Problem to work on: Report back each line of the records that contains the string "text".

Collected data
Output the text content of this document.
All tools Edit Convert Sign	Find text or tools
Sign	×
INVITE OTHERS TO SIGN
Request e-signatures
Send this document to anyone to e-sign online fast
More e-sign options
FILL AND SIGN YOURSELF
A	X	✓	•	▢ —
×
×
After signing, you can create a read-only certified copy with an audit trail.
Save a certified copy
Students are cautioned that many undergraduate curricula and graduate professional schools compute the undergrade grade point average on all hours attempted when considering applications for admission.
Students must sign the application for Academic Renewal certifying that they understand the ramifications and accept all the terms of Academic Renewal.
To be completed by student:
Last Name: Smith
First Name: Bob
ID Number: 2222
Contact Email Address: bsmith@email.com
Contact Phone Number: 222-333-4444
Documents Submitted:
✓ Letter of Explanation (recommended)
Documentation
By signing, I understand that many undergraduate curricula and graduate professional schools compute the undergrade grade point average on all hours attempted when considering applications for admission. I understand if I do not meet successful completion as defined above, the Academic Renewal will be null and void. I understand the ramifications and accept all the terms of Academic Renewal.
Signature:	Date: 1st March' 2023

Full answer:
Output the text content of this document.
All tools Edit Convert Sign	Find text or tools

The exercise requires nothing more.